+++ Provided records

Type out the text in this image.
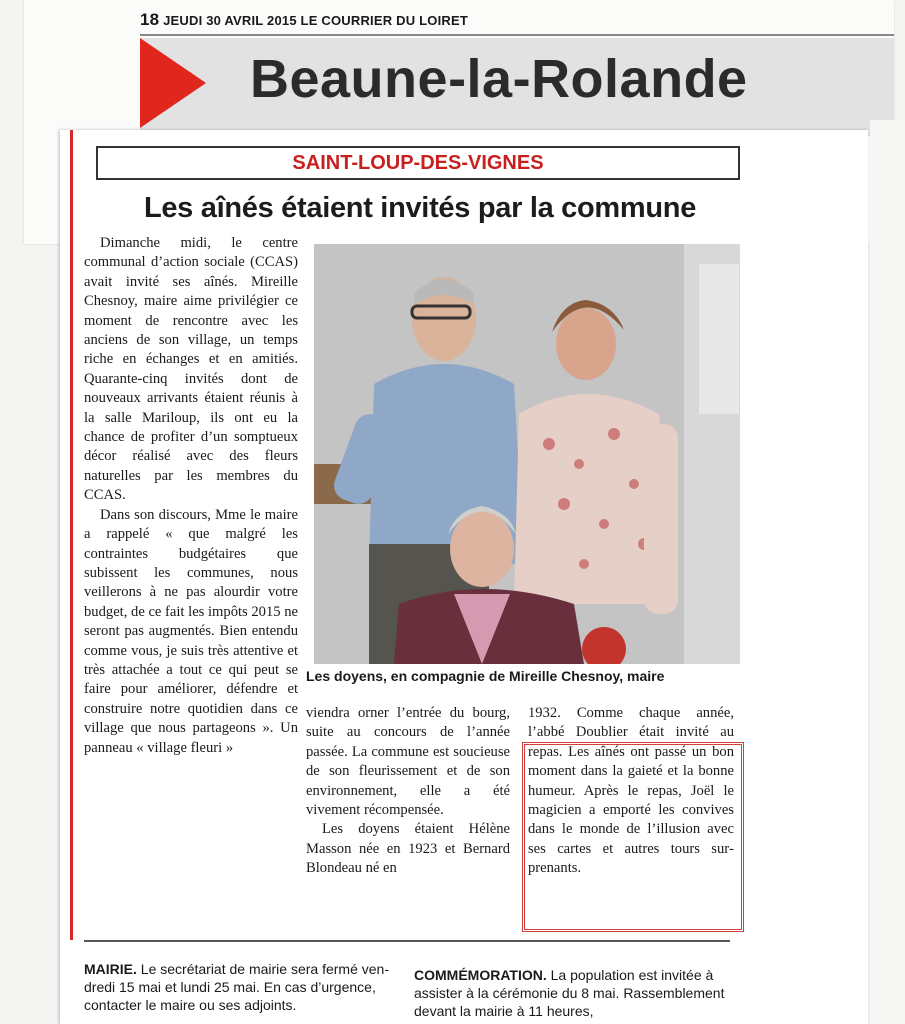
18 JEUDI 30 AVRIL 2015 LE COURRIER DU LOIRET
Beaune-la-Rolande
SAINT-LOUP-DES-VIGNES
Les aînés étaient invités par la commune

Dimanche midi, le centre communal d’action sociale (CCAS) avait invité ses aînés. Mireille Chesnoy, maire aime privilégier ce moment de rencontre avec les anciens de son village, un temps riche en échanges et en amitiés. Quarante-cinq invités dont de nouveaux arrivants étaient réunis à la salle Mariloup, ils ont eu la chance de profiter d’un somptueux décor réalisé avec des fleurs naturelles par les membres du CCAS.

Dans son discours, Mme le maire a rappelé « que malgré les contraintes budgétaires que subissent les communes, nous veillerons à ne pas alourdir votre budget, de ce fait les impôts 2015 ne seront pas augmentés. Bien entendu comme vous, je suis très attentive et très attachée a tout ce qui peut se faire pour améliorer, défendre et construire notre quotidien dans ce village que nous partageons ». Un panneau « village fleuri »

Les doyens, en compagnie de Mireille Chesnoy, maire

viendra orner l’entrée du bourg, suite au concours de l’année passée. La commune est soucieuse de son fleurissement et de son environnement, elle a été vivement récompensée.

Les doyens étaient Hélène Masson née en 1923 et Bernard Blondeau né en

1932. Comme chaque année, l’abbé Doublier était invité au repas. Les aînés ont passé un bon moment dans la gaieté et la bonne humeur. Après le repas, Joël le magicien a emporté les convives dans le monde de l’illusion avec ses cartes et autres tours surprenants.

MAIRIE. Le secrétariat de mairie sera fermé vendredi 15 mai et lundi 25 mai. En cas d’urgence, contacter le maire ou ses adjoints.
COMMÉMORATION. La population est invitée à assister à la cérémonie du 8 mai. Rassemblement devant la mairie à 11 heures,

++++++

> [Stated exercise]: All the material shown above is to be copied exactly, with no pictures carried over.

> [Task answer]:
Type out the text in this image.
18 JEUDI 30 AVRIL 2015 LE COURRIER DU LOIRET
Beaune-la-Rolande
SAINT-LOUP-DES-VIGNES
Les aînés étaient invités par la commune

Dimanche midi, le centre communal d’action sociale (CCAS) avait invité ses aînés. Mireille Chesnoy, maire aime privilégier ce moment de rencontre avec les anciens de son village, un temps riche en échanges et en amitiés. Quarante-cinq invités dont de nouveaux arrivants étaient réunis à la salle Mariloup, ils ont eu la chance de profiter d’un somptueux décor réalisé avec des fleurs naturelles par les membres du CCAS.

Dans son discours, Mme le maire a rappelé « que malgré les contraintes budgétaires que subissent les communes, nous veillerons à ne pas alourdir votre budget, de ce fait les impôts 2015 ne seront pas augmentés. Bien entendu comme vous, je suis très attentive et très attachée a tout ce qui peut se faire pour améliorer, défendre et construire notre quotidien dans ce village que nous partageons ». Un panneau « village fleuri »

Les doyens, en compagnie de Mireille Chesnoy, maire

viendra orner l’entrée du bourg, suite au concours de l’année passée. La commune est soucieuse de son fleurissement et de son environnement, elle a été vivement récompensée.

Les doyens étaient Hélène Masson née en 1923 et Bernard Blondeau né en

1932. Comme chaque année, l’abbé Doublier était invité au repas. Les aînés ont passé un bon moment dans la gaieté et la bonne humeur. Après le repas, Joël le magicien a emporté les convives dans le monde de l’illusion avec ses cartes et autres tours surprenants.

MAIRIE. Le secrétariat de mairie sera fermé vendredi 15 mai et lundi 25 mai. En cas d’urgence, contacter le maire ou ses adjoints.
COMMÉMORATION. La population est invitée à assister à la cérémonie du 8 mai. Rassemblement devant la mairie à 11 heures,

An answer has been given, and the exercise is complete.